Problem description
Reproduce the records that follow in full, excluding any picture they contain.

═══ Data to use

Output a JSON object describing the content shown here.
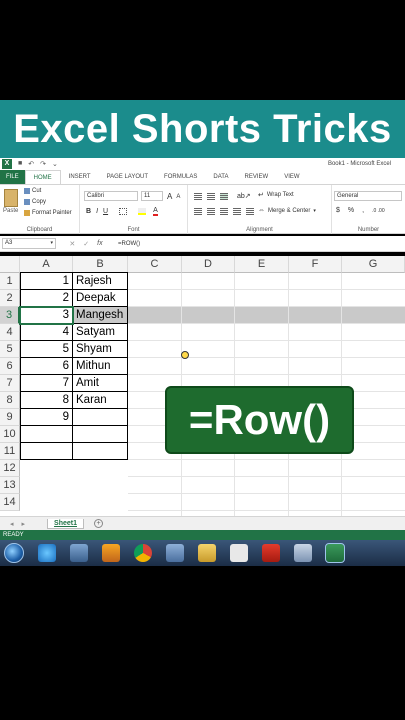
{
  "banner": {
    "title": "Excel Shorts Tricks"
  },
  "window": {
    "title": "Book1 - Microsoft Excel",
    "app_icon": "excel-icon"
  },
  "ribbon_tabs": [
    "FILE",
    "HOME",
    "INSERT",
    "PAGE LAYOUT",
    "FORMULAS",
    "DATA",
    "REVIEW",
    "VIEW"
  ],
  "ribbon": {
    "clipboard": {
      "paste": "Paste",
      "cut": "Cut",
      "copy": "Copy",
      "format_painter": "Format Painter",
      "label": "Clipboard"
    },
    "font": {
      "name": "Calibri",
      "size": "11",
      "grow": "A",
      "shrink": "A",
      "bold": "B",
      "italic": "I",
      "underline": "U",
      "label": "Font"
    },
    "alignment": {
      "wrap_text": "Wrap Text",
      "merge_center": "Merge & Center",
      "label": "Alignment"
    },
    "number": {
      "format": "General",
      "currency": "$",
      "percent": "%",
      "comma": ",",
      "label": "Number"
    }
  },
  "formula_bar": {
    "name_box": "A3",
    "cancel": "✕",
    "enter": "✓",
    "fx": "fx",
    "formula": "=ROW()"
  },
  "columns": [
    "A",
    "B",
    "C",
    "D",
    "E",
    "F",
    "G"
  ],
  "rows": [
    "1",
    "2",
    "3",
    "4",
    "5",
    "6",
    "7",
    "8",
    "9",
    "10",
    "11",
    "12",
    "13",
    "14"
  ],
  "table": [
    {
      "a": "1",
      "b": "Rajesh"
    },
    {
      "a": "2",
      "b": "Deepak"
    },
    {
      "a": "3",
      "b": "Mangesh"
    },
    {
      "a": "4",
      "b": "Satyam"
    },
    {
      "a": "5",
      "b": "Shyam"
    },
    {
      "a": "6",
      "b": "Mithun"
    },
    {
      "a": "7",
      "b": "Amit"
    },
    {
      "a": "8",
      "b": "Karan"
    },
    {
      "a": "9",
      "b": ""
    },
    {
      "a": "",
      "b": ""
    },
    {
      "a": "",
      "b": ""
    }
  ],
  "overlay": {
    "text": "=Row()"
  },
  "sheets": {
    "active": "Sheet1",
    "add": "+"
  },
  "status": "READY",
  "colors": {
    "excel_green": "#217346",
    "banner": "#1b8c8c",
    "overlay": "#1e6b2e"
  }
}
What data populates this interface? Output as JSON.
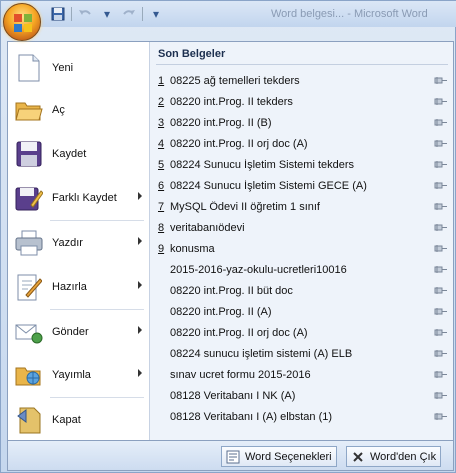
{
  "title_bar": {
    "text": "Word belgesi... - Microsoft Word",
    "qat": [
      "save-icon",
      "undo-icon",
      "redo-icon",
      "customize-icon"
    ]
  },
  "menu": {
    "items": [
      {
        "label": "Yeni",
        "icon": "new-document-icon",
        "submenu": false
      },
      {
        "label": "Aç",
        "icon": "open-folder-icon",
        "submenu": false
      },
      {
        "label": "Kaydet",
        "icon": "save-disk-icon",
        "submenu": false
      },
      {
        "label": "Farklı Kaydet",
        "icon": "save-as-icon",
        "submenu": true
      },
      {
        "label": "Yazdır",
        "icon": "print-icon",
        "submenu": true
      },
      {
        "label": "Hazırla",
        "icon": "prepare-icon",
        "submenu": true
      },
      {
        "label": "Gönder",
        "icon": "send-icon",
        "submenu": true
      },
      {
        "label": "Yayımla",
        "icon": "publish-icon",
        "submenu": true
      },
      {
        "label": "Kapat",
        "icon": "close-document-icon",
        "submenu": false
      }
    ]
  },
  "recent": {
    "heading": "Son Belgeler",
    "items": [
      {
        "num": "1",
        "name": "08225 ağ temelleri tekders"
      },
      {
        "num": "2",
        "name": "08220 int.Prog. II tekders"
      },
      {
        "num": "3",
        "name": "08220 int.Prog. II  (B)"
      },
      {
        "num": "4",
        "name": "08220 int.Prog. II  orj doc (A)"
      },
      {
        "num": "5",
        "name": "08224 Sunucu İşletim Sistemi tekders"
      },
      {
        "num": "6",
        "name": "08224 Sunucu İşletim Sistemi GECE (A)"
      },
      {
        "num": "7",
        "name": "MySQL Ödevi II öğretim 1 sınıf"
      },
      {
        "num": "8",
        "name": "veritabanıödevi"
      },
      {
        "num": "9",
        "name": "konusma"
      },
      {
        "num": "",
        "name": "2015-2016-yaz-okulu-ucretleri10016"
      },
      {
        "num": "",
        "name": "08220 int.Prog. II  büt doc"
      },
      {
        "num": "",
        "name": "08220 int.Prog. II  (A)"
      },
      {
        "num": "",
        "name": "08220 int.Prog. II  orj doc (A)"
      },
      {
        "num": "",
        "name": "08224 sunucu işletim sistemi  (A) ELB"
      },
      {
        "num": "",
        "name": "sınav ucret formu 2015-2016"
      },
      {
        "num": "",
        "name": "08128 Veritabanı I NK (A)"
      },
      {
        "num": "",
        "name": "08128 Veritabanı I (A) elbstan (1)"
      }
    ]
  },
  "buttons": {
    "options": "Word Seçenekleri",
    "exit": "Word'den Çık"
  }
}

══════

The output
Output a JSON object describing the content shown here.
{
  "banner": {
    "title": "Excel Shorts Tricks"
  },
  "window": {
    "title": "Book1 - Microsoft Excel",
    "app_icon": "excel-icon"
  },
  "ribbon_tabs": [
    "FILE",
    "HOME",
    "INSERT",
    "PAGE LAYOUT",
    "FORMULAS",
    "DATA",
    "REVIEW",
    "VIEW"
  ],
  "ribbon": {
    "clipboard": {
      "paste": "Paste",
      "cut": "Cut",
      "copy": "Copy",
      "format_painter": "Format Painter",
      "label": "Clipboard"
    },
    "font": {
      "name": "Calibri",
      "size": "11",
      "grow": "A",
      "shrink": "A",
      "bold": "B",
      "italic": "I",
      "underline": "U",
      "label": "Font"
    },
    "alignment": {
      "wrap_text": "Wrap Text",
      "merge_center": "Merge & Center",
      "label": "Alignment"
    },
    "number": {
      "format": "General",
      "currency": "$",
      "percent": "%",
      "comma": ",",
      "label": "Number"
    }
  },
  "formula_bar": {
    "name_box": "A3",
    "cancel": "✕",
    "enter": "✓",
    "fx": "fx",
    "formula": "=ROW()"
  },
  "columns": [
    "A",
    "B",
    "C",
    "D",
    "E",
    "F",
    "G"
  ],
  "rows": [
    "1",
    "2",
    "3",
    "4",
    "5",
    "6",
    "7",
    "8",
    "9",
    "10",
    "11",
    "12",
    "13",
    "14"
  ],
  "table": [
    {
      "a": "1",
      "b": "Rajesh"
    },
    {
      "a": "2",
      "b": "Deepak"
    },
    {
      "a": "3",
      "b": "Mangesh"
    },
    {
      "a": "4",
      "b": "Satyam"
    },
    {
      "a": "5",
      "b": "Shyam"
    },
    {
      "a": "6",
      "b": "Mithun"
    },
    {
      "a": "7",
      "b": "Amit"
    },
    {
      "a": "8",
      "b": "Karan"
    },
    {
      "a": "9",
      "b": ""
    },
    {
      "a": "",
      "b": ""
    },
    {
      "a": "",
      "b": ""
    }
  ],
  "overlay": {
    "text": "=Row()"
  },
  "sheets": {
    "active": "Sheet1",
    "add": "+"
  },
  "status": "READY",
  "colors": {
    "excel_green": "#217346",
    "banner": "#1b8c8c",
    "overlay": "#1e6b2e"
  }
}
What data populates this interface? Output as JSON.
{
  "title_bar": {
    "text": "Word belgesi... - Microsoft Word",
    "qat": [
      "save-icon",
      "undo-icon",
      "redo-icon",
      "customize-icon"
    ]
  },
  "menu": {
    "items": [
      {
        "label": "Yeni",
        "icon": "new-document-icon",
        "submenu": false
      },
      {
        "label": "Aç",
        "icon": "open-folder-icon",
        "submenu": false
      },
      {
        "label": "Kaydet",
        "icon": "save-disk-icon",
        "submenu": false
      },
      {
        "label": "Farklı Kaydet",
        "icon": "save-as-icon",
        "submenu": true
      },
      {
        "label": "Yazdır",
        "icon": "print-icon",
        "submenu": true
      },
      {
        "label": "Hazırla",
        "icon": "prepare-icon",
        "submenu": true
      },
      {
        "label": "Gönder",
        "icon": "send-icon",
        "submenu": true
      },
      {
        "label": "Yayımla",
        "icon": "publish-icon",
        "submenu": true
      },
      {
        "label": "Kapat",
        "icon": "close-document-icon",
        "submenu": false
      }
    ]
  },
  "recent": {
    "heading": "Son Belgeler",
    "items": [
      {
        "num": "1",
        "name": "08225 ağ temelleri tekders"
      },
      {
        "num": "2",
        "name": "08220 int.Prog. II tekders"
      },
      {
        "num": "3",
        "name": "08220 int.Prog. II  (B)"
      },
      {
        "num": "4",
        "name": "08220 int.Prog. II  orj doc (A)"
      },
      {
        "num": "5",
        "name": "08224 Sunucu İşletim Sistemi tekders"
      },
      {
        "num": "6",
        "name": "08224 Sunucu İşletim Sistemi GECE (A)"
      },
      {
        "num": "7",
        "name": "MySQL Ödevi II öğretim 1 sınıf"
      },
      {
        "num": "8",
        "name": "veritabanıödevi"
      },
      {
        "num": "9",
        "name": "konusma"
      },
      {
        "num": "",
        "name": "2015-2016-yaz-okulu-ucretleri10016"
      },
      {
        "num": "",
        "name": "08220 int.Prog. II  büt doc"
      },
      {
        "num": "",
        "name": "08220 int.Prog. II  (A)"
      },
      {
        "num": "",
        "name": "08220 int.Prog. II  orj doc (A)"
      },
      {
        "num": "",
        "name": "08224 sunucu işletim sistemi  (A) ELB"
      },
      {
        "num": "",
        "name": "sınav ucret formu 2015-2016"
      },
      {
        "num": "",
        "name": "08128 Veritabanı I NK (A)"
      },
      {
        "num": "",
        "name": "08128 Veritabanı I (A) elbstan (1)"
      }
    ]
  },
  "buttons": {
    "options": "Word Seçenekleri",
    "exit": "Word'den Çık"
  }
}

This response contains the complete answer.